Express the lines of the records as a JSON list of strings, one string per line and blank lines omitted, starting at the first line and ending at the line that contains "chart-x-tick-label: 250 bbox=[588, 455, 606, 467]". Include both of those lines and nothing after them.

[Spatial annotation records]
■ ■ ■ ■ ■ ■ ■
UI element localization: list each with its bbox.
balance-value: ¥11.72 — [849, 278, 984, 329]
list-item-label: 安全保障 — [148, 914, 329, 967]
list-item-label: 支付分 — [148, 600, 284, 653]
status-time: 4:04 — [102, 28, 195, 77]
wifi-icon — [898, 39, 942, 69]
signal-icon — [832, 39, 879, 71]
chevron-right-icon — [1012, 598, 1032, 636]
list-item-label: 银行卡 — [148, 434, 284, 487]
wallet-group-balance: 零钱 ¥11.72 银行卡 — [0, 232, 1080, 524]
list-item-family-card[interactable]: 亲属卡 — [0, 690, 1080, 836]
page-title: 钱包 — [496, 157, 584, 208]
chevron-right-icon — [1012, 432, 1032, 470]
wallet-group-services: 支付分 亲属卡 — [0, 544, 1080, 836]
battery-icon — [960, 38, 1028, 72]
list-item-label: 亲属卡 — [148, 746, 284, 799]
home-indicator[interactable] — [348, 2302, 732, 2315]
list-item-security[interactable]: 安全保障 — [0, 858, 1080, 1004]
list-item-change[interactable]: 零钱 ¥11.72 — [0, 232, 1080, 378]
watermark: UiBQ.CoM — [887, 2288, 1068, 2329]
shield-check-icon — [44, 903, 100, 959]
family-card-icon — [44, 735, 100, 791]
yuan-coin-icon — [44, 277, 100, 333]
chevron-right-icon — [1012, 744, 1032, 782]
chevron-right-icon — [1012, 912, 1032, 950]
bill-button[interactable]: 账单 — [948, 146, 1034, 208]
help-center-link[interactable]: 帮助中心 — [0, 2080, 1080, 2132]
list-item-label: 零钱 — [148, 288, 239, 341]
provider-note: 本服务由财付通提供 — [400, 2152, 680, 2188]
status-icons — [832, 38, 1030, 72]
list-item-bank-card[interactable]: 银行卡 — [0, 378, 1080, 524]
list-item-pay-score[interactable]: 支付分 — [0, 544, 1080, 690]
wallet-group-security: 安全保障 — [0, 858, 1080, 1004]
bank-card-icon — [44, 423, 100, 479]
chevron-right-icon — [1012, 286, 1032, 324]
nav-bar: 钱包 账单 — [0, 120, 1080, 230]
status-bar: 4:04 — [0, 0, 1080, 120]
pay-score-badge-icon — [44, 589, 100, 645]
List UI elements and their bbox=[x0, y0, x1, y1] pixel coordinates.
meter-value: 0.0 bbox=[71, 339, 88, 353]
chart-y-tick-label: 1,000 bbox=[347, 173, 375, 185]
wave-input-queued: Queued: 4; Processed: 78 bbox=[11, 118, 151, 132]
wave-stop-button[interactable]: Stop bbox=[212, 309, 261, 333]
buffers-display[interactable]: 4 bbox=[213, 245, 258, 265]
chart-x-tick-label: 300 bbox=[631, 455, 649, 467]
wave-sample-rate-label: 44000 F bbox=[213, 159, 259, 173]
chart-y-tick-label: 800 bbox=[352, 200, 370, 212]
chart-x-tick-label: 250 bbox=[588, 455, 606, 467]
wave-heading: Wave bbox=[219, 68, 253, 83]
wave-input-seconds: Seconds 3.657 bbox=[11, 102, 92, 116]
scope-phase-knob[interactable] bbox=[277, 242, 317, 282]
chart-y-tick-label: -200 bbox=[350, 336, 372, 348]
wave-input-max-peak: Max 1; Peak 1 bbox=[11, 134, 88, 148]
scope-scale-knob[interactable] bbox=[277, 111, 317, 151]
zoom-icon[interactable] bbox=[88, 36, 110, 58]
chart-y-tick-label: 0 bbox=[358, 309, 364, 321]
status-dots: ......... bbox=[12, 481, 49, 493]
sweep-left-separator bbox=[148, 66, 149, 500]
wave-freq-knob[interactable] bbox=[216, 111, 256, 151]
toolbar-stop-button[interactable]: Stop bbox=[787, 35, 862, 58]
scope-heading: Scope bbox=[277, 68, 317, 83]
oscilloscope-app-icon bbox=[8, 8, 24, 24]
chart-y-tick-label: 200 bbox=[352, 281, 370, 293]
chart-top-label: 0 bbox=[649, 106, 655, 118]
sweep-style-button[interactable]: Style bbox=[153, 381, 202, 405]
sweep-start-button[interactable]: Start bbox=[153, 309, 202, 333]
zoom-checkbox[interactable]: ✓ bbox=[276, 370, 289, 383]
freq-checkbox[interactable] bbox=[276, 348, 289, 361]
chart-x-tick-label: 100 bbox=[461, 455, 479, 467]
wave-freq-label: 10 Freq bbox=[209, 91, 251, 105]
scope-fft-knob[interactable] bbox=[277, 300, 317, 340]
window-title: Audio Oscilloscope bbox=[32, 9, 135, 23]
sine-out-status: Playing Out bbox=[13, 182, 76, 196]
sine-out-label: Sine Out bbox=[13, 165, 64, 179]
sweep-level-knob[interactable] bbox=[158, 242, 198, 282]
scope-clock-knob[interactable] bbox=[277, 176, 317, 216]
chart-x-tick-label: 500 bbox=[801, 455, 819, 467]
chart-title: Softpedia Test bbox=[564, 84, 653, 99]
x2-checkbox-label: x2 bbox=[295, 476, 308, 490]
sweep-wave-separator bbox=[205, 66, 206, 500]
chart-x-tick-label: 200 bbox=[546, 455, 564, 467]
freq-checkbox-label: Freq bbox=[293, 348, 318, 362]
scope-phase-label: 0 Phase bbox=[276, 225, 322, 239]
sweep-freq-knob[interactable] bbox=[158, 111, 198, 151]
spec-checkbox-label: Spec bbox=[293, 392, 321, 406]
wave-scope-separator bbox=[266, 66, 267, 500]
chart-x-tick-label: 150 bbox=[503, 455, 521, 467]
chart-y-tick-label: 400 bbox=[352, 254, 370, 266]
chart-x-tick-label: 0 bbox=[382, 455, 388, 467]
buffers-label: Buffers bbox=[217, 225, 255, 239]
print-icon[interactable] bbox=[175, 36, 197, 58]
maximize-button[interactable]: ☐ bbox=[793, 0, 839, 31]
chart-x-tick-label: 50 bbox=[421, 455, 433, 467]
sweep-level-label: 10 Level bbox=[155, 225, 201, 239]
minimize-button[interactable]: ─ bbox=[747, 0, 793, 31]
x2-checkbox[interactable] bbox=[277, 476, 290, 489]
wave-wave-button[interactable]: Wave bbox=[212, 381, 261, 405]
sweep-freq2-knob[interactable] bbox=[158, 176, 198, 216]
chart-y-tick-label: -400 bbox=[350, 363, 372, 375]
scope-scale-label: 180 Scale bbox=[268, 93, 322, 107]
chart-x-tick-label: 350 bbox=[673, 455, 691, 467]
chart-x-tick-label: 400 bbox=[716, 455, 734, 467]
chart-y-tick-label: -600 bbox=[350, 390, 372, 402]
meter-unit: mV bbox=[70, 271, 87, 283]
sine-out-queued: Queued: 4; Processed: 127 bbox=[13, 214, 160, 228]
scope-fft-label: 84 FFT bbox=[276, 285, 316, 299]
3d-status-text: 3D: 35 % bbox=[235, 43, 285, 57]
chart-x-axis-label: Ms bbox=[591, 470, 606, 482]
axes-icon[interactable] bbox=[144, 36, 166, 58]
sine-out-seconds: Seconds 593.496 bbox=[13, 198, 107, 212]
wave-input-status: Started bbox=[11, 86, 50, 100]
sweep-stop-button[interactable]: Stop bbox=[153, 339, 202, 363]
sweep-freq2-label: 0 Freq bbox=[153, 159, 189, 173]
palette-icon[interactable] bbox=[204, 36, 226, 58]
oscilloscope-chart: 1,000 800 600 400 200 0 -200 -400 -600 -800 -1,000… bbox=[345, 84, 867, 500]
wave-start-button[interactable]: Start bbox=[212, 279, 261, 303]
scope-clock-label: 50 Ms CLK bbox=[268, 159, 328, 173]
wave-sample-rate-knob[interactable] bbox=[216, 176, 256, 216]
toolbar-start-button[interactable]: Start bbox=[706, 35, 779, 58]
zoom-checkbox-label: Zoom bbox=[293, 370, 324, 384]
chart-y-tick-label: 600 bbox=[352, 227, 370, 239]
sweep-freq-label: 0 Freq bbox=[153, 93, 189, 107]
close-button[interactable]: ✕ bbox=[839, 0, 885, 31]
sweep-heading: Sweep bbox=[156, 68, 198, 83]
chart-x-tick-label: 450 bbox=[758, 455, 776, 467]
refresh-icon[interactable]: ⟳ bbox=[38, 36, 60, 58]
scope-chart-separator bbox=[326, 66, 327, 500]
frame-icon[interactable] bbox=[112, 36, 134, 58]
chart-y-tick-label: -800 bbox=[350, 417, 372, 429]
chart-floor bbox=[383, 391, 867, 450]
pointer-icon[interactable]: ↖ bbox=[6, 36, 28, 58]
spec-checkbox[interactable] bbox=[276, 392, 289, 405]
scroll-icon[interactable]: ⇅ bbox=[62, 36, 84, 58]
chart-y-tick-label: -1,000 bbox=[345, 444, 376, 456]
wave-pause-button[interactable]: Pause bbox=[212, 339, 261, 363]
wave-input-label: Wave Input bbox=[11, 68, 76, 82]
■ ■ ■ ■ ■ ■ ■
| Answer in full |
[
  "UI element localization: list each with its bbox.",
  "balance-value: ¥11.72 — [849, 278, 984, 329]",
  "list-item-label: 安全保障 — [148, 914, 329, 967]",
  "list-item-label: 支付分 — [148, 600, 284, 653]",
  "status-time: 4:04 — [102, 28, 195, 77]",
  "wifi-icon — [898, 39, 942, 69]",
  "signal-icon — [832, 39, 879, 71]",
  "chevron-right-icon — [1012, 598, 1032, 636]",
  "list-item-label: 银行卡 — [148, 434, 284, 487]",
  "wallet-group-balance: 零钱 ¥11.72 银行卡 — [0, 232, 1080, 524]",
  "list-item-family-card[interactable]: 亲属卡 — [0, 690, 1080, 836]",
  "page-title: 钱包 — [496, 157, 584, 208]",
  "chevron-right-icon — [1012, 432, 1032, 470]",
  "wallet-group-services: 支付分 亲属卡 — [0, 544, 1080, 836]",
  "battery-icon — [960, 38, 1028, 72]",
  "list-item-label: 亲属卡 — [148, 746, 284, 799]",
  "home-indicator[interactable] — [348, 2302, 732, 2315]",
  "list-item-security[interactable]: 安全保障 — [0, 858, 1080, 1004]",
  "list-item-change[interactable]: 零钱 ¥11.72 — [0, 232, 1080, 378]",
  "watermark: UiBQ.CoM — [887, 2288, 1068, 2329]",
  "shield-check-icon — [44, 903, 100, 959]",
  "family-card-icon — [44, 735, 100, 791]",
  "yuan-coin-icon — [44, 277, 100, 333]",
  "chevron-right-icon — [1012, 744, 1032, 782]",
  "chevron-right-icon — [1012, 912, 1032, 950]",
  "bill-button[interactable]: 账单 — [948, 146, 1034, 208]",
  "help-center-link[interactable]: 帮助中心 — [0, 2080, 1080, 2132]",
  "list-item-label: 零钱 — [148, 288, 239, 341]",
  "provider-note: 本服务由财付通提供 — [400, 2152, 680, 2188]",
  "status-icons — [832, 38, 1030, 72]",
  "list-item-bank-card[interactable]: 银行卡 — [0, 378, 1080, 524]",
  "list-item-pay-score[interactable]: 支付分 — [0, 544, 1080, 690]",
  "wallet-group-security: 安全保障 — [0, 858, 1080, 1004]",
  "bank-card-icon — [44, 423, 100, 479]",
  "chevron-right-icon — [1012, 286, 1032, 324]",
  "nav-bar: 钱包 账单 — [0, 120, 1080, 230]",
  "status-bar: 4:04 — [0, 0, 1080, 120]",
  "pay-score-badge-icon — [44, 589, 100, 645]",
  "List UI elements and their bbox=[x0, y0, x1, y1] pixel coordinates.",
  "meter-value: 0.0 bbox=[71, 339, 88, 353]",
  "chart-y-tick-label: 1,000 bbox=[347, 173, 375, 185]",
  "wave-input-queued: Queued: 4; Processed: 78 bbox=[11, 118, 151, 132]",
  "wave-stop-button[interactable]: Stop bbox=[212, 309, 261, 333]",
  "buffers-display[interactable]: 4 bbox=[213, 245, 258, 265]",
  "chart-x-tick-label: 300 bbox=[631, 455, 649, 467]",
  "wave-sample-rate-label: 44000 F bbox=[213, 159, 259, 173]",
  "chart-y-tick-label: 800 bbox=[352, 200, 370, 212]",
  "chart-x-tick-label: 250 bbox=[588, 455, 606, 467]"
]